=== What you have to do ===
The entries need to be copied exactly.

=== Records to process ===
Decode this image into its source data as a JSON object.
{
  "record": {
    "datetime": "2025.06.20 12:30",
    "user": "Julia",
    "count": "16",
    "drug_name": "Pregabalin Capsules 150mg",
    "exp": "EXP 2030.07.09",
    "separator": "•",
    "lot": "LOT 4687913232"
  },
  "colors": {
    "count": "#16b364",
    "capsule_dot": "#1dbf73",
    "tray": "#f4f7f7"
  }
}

=== Solution for this exercise ===
Decode this image into its source data as a JSON object.
{
  "record": {
    "datetime": "2025.06.20 12:30",
    "user": "Julia",
    "count": "16",
    "drug_name": "Pregabalin Capsules 150mg",
    "exp": "EXP 2030.07.09",
    "separator": "•",
    "lot": "LOT 4687913232"
  },
  "colors": {
    "count": "#16b364",
    "capsule_dot": "#1dbf73",
    "tray": "#f4f7f7"
  }
}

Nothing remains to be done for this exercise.